_Written request:_
Duplicate every one of the rows below, reproducing each line character for character.

_Annotated element listings:_
· · · ·

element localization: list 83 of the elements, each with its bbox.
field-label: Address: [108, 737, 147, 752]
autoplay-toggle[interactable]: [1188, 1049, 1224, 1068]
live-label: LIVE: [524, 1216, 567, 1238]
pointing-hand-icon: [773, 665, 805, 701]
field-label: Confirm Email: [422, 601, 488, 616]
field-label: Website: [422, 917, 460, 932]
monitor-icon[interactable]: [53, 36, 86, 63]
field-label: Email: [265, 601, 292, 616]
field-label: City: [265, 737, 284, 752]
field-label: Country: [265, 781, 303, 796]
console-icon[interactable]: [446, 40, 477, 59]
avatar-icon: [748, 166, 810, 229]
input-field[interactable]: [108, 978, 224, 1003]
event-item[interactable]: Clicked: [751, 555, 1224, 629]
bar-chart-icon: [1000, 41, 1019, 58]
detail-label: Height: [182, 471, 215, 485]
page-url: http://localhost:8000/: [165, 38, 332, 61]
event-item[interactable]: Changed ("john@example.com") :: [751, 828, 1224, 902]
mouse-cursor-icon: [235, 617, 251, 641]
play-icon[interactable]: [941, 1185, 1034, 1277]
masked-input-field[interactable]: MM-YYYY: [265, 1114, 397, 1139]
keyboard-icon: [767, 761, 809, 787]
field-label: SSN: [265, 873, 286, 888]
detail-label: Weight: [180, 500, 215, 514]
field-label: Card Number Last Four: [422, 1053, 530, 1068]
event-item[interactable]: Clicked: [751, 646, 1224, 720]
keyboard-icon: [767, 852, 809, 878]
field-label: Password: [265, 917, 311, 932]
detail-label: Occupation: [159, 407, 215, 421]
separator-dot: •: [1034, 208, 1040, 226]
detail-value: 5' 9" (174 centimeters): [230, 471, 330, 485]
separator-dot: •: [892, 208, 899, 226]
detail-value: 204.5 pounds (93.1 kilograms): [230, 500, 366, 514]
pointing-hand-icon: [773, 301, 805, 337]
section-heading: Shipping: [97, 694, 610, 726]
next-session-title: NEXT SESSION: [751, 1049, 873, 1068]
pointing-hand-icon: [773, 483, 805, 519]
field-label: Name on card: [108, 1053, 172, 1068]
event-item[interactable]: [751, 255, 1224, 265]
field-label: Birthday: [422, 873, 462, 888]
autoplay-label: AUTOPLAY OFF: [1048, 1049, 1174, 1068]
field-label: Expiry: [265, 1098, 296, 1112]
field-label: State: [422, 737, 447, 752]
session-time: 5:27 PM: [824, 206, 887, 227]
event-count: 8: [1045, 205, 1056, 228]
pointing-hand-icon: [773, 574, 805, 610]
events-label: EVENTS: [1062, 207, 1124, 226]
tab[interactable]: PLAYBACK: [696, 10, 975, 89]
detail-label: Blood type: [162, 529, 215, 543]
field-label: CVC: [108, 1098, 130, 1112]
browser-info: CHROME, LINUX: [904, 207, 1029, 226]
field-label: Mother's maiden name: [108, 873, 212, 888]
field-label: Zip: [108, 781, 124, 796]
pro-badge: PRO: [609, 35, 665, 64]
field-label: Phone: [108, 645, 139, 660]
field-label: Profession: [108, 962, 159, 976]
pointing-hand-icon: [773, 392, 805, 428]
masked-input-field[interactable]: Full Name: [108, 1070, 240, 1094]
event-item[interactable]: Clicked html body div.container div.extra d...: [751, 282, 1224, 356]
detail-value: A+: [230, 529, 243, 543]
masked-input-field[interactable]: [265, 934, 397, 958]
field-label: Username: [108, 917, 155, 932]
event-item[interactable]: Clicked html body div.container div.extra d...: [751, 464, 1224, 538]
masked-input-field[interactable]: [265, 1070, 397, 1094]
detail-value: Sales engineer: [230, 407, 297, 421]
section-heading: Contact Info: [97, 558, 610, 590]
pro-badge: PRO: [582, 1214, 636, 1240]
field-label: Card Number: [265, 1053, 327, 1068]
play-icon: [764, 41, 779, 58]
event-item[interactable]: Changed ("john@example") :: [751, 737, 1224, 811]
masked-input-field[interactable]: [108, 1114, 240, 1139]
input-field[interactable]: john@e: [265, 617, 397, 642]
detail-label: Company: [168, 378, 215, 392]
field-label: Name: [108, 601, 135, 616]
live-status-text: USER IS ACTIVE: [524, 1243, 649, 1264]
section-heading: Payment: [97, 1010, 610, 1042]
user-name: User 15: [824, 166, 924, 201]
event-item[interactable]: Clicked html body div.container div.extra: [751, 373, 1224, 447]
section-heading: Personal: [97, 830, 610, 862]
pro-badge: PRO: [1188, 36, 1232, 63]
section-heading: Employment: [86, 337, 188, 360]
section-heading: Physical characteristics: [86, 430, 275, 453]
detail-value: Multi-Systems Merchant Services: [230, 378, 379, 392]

· · · ·

_Correct result:_
element localization: list 83 of the elements, each with its bbox.
field-label: Address: [108, 737, 147, 752]
autoplay-toggle[interactable]: [1188, 1049, 1224, 1068]
live-label: LIVE: [524, 1216, 567, 1238]
pointing-hand-icon: [773, 665, 805, 701]
field-label: Confirm Email: [422, 601, 488, 616]
field-label: Website: [422, 917, 460, 932]
monitor-icon[interactable]: [53, 36, 86, 63]
field-label: Email: [265, 601, 292, 616]
field-label: City: [265, 737, 284, 752]
field-label: Country: [265, 781, 303, 796]
console-icon[interactable]: [446, 40, 477, 59]
avatar-icon: [748, 166, 810, 229]
input-field[interactable]: [108, 978, 224, 1003]
event-item[interactable]: Clicked: [751, 555, 1224, 629]
bar-chart-icon: [1000, 41, 1019, 58]
detail-label: Height: [182, 471, 215, 485]
page-url: http://localhost:8000/: [165, 38, 332, 61]
event-item[interactable]: Changed ("john@example.com") :: [751, 828, 1224, 902]
mouse-cursor-icon: [235, 617, 251, 641]
play-icon[interactable]: [941, 1185, 1034, 1277]
masked-input-field[interactable]: MM-YYYY: [265, 1114, 397, 1139]
keyboard-icon: [767, 761, 809, 787]
field-label: SSN: [265, 873, 286, 888]
detail-label: Weight: [180, 500, 215, 514]
field-label: Card Number Last Four: [422, 1053, 530, 1068]
event-item[interactable]: Clicked: [751, 646, 1224, 720]
keyboard-icon: [767, 852, 809, 878]
field-label: Password: [265, 917, 311, 932]
detail-label: Occupation: [159, 407, 215, 421]
separator-dot: •: [1034, 208, 1040, 226]
detail-value: 5' 9" (174 centimeters): [230, 471, 330, 485]
separator-dot: •: [892, 208, 899, 226]
detail-value: 204.5 pounds (93.1 kilograms): [230, 500, 366, 514]
pointing-hand-icon: [773, 301, 805, 337]
section-heading: Shipping: [97, 694, 610, 726]
next-session-title: NEXT SESSION: [751, 1049, 873, 1068]
pointing-hand-icon: [773, 483, 805, 519]
field-label: Name on card: [108, 1053, 172, 1068]
event-item[interactable]: [751, 255, 1224, 265]
field-label: Birthday: [422, 873, 462, 888]
autoplay-label: AUTOPLAY OFF: [1048, 1049, 1174, 1068]
field-label: Expiry: [265, 1098, 296, 1112]
field-label: State: [422, 737, 447, 752]
session-time: 5:27 PM: [824, 206, 887, 227]
event-count: 8: [1045, 205, 1056, 228]
pointing-hand-icon: [773, 574, 805, 610]
events-label: EVENTS: [1062, 207, 1124, 226]
tab[interactable]: PLAYBACK: [696, 10, 975, 89]
detail-label: Blood type: [162, 529, 215, 543]
field-label: CVC: [108, 1098, 130, 1112]
browser-info: CHROME, LINUX: [904, 207, 1029, 226]
field-label: Mother's maiden name: [108, 873, 212, 888]
field-label: Zip: [108, 781, 124, 796]
pro-badge: PRO: [609, 35, 665, 64]
field-label: Phone: [108, 645, 139, 660]
field-label: Profession: [108, 962, 159, 976]
pointing-hand-icon: [773, 392, 805, 428]
masked-input-field[interactable]: Full Name: [108, 1070, 240, 1094]
event-item[interactable]: Clicked html body div.container div.extra d...: [751, 282, 1224, 356]
detail-value: A+: [230, 529, 243, 543]
masked-input-field[interactable]: [265, 934, 397, 958]
field-label: Username: [108, 917, 155, 932]
event-item[interactable]: Clicked html body div.container div.extra d...: [751, 464, 1224, 538]
masked-input-field[interactable]: [265, 1070, 397, 1094]
detail-value: Sales engineer: [230, 407, 297, 421]
section-heading: Contact Info: [97, 558, 610, 590]
pro-badge: PRO: [582, 1214, 636, 1240]
field-label: Card Number: [265, 1053, 327, 1068]
play-icon: [764, 41, 779, 58]
event-item[interactable]: Changed ("john@example") :: [751, 737, 1224, 811]
masked-input-field[interactable]: [108, 1114, 240, 1139]
input-field[interactable]: john@e: [265, 617, 397, 642]
detail-label: Company: [168, 378, 215, 392]
field-label: Name: [108, 601, 135, 616]
live-status-text: USER IS ACTIVE: [524, 1243, 649, 1264]
section-heading: Payment: [97, 1010, 610, 1042]
user-name: User 15: [824, 166, 924, 201]
event-item[interactable]: Clicked html body div.container div.extra: [751, 373, 1224, 447]
section-heading: Personal: [97, 830, 610, 862]
pro-badge: PRO: [1188, 36, 1232, 63]
section-heading: Employment: [86, 337, 188, 360]
section-heading: Physical characteristics: [86, 430, 275, 453]
detail-value: Multi-Systems Merchant Services: [230, 378, 379, 392]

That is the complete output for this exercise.